━━━ Exercise data

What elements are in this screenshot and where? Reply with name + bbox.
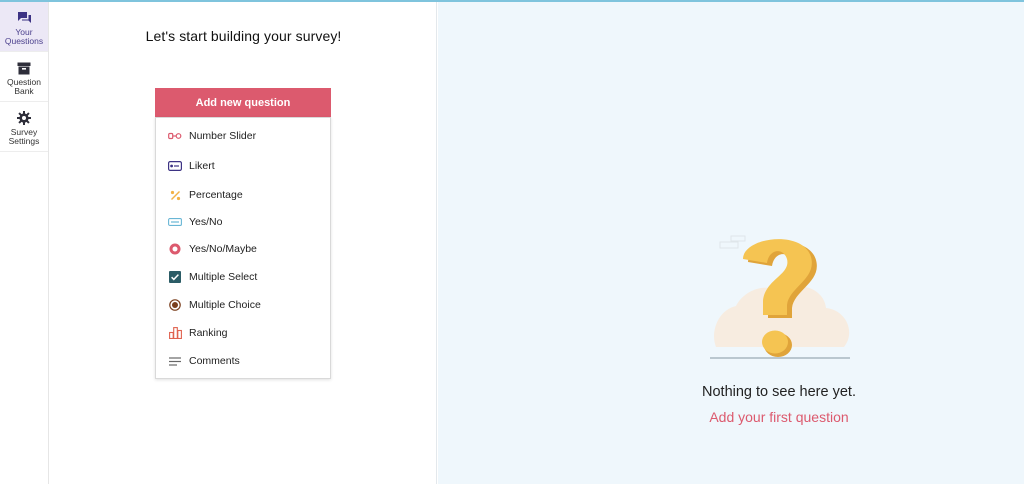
menu-item-label: Comments — [189, 355, 240, 367]
empty-state-title: Nothing to see here yet. — [702, 384, 856, 400]
sidebar-item-your-questions[interactable]: Your Questions — [0, 2, 48, 52]
empty-state-pane: Nothing to see here yet. Add your first … — [438, 2, 1024, 484]
checkbox-checked-icon — [168, 270, 182, 284]
menu-item-yes-no[interactable]: Yes/No — [156, 210, 330, 234]
question-type-menu: Number Slider Likert Percentage Yes/No Y… — [155, 117, 331, 379]
menu-item-label: Multiple Select — [189, 271, 258, 283]
sidebar-item-label: Your Questions — [4, 27, 44, 46]
menu-item-label: Multiple Choice — [189, 299, 261, 311]
gear-icon — [16, 110, 32, 126]
menu-item-comments[interactable]: Comments — [156, 349, 330, 373]
left-sidebar: Your Questions Question Bank Survey Sett… — [0, 2, 49, 484]
question-mark-illustration — [710, 235, 850, 359]
toggle-bar-icon — [168, 215, 182, 229]
menu-item-ranking[interactable]: Ranking — [156, 321, 330, 345]
chat-bubbles-icon — [16, 10, 32, 26]
menu-item-label: Percentage — [189, 189, 243, 201]
menu-item-label: Number Slider — [189, 130, 257, 142]
add-first-question-link[interactable]: Add your first question — [438, 409, 1024, 425]
menu-item-yes-no-maybe[interactable]: Yes/No/Maybe — [156, 237, 330, 261]
slider-icon — [168, 129, 182, 143]
menu-item-percentage[interactable]: Percentage — [156, 183, 330, 207]
radio-dot-icon — [168, 298, 182, 312]
archive-box-icon — [16, 60, 32, 76]
radio-ring-icon — [168, 242, 182, 256]
page-title: Let's start building your survey! — [145, 28, 342, 44]
menu-item-label: Yes/No/Maybe — [189, 243, 257, 255]
text-lines-icon — [168, 354, 182, 368]
add-new-question-button[interactable]: Add new question — [155, 88, 331, 117]
sidebar-item-survey-settings[interactable]: Survey Settings — [0, 102, 48, 152]
menu-item-label: Ranking — [189, 327, 228, 339]
likert-scale-icon — [168, 159, 182, 173]
menu-item-multiple-select[interactable]: Multiple Select — [156, 265, 330, 289]
bar-ranking-icon — [168, 326, 182, 340]
sidebar-item-label: Survey Settings — [8, 127, 40, 146]
sidebar-item-question-bank[interactable]: Question Bank — [0, 52, 48, 102]
sidebar-item-label: Question Bank — [6, 77, 42, 96]
menu-item-multiple-choice[interactable]: Multiple Choice — [156, 293, 330, 317]
survey-builder-pane: Let's start building your survey! Add ne… — [50, 2, 437, 484]
menu-item-label: Yes/No — [189, 216, 223, 228]
menu-item-label: Likert — [189, 160, 215, 172]
percent-icon — [168, 188, 182, 202]
menu-item-number-slider[interactable]: Number Slider — [156, 124, 330, 148]
menu-item-likert[interactable]: Likert — [156, 154, 330, 178]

━━━━━━

- _Work required_:
Reproduce the lines above word for word, without the pictures.

- _Complete answer_:
What elements are in this screenshot and where? Reply with name + bbox.
menu-item-label: Comments — [189, 355, 240, 367]
empty-state-title: Nothing to see here yet. — [702, 384, 856, 400]
sidebar-item-your-questions[interactable]: Your Questions — [0, 2, 48, 52]
empty-state-pane: Nothing to see here yet. Add your first … — [438, 2, 1024, 484]
checkbox-checked-icon — [168, 270, 182, 284]
menu-item-yes-no[interactable]: Yes/No — [156, 210, 330, 234]
question-type-menu: Number Slider Likert Percentage Yes/No Y… — [155, 117, 331, 379]
menu-item-label: Multiple Select — [189, 271, 258, 283]
sidebar-item-label: Your Questions — [4, 27, 44, 46]
menu-item-label: Multiple Choice — [189, 299, 261, 311]
gear-icon — [16, 110, 32, 126]
menu-item-comments[interactable]: Comments — [156, 349, 330, 373]
left-sidebar: Your Questions Question Bank Survey Sett… — [0, 2, 49, 484]
question-mark-illustration — [710, 235, 850, 359]
toggle-bar-icon — [168, 215, 182, 229]
menu-item-ranking[interactable]: Ranking — [156, 321, 330, 345]
chat-bubbles-icon — [16, 10, 32, 26]
menu-item-label: Percentage — [189, 189, 243, 201]
menu-item-label: Number Slider — [189, 130, 257, 142]
add-first-question-link[interactable]: Add your first question — [438, 409, 1024, 425]
menu-item-yes-no-maybe[interactable]: Yes/No/Maybe — [156, 237, 330, 261]
slider-icon — [168, 129, 182, 143]
menu-item-percentage[interactable]: Percentage — [156, 183, 330, 207]
radio-dot-icon — [168, 298, 182, 312]
archive-box-icon — [16, 60, 32, 76]
radio-ring-icon — [168, 242, 182, 256]
page-title: Let's start building your survey! — [145, 28, 342, 44]
menu-item-label: Yes/No/Maybe — [189, 243, 257, 255]
text-lines-icon — [168, 354, 182, 368]
add-new-question-button[interactable]: Add new question — [155, 88, 331, 117]
sidebar-item-survey-settings[interactable]: Survey Settings — [0, 102, 48, 152]
menu-item-label: Ranking — [189, 327, 228, 339]
likert-scale-icon — [168, 159, 182, 173]
menu-item-multiple-select[interactable]: Multiple Select — [156, 265, 330, 289]
bar-ranking-icon — [168, 326, 182, 340]
sidebar-item-label: Survey Settings — [8, 127, 40, 146]
sidebar-item-question-bank[interactable]: Question Bank — [0, 52, 48, 102]
sidebar-item-label: Question Bank — [6, 77, 42, 96]
menu-item-multiple-choice[interactable]: Multiple Choice — [156, 293, 330, 317]
survey-builder-pane: Let's start building your survey! Add ne… — [50, 2, 437, 484]
menu-item-label: Yes/No — [189, 216, 223, 228]
menu-item-label: Likert — [189, 160, 215, 172]
percent-icon — [168, 188, 182, 202]
menu-item-number-slider[interactable]: Number Slider — [156, 124, 330, 148]
menu-item-likert[interactable]: Likert — [156, 154, 330, 178]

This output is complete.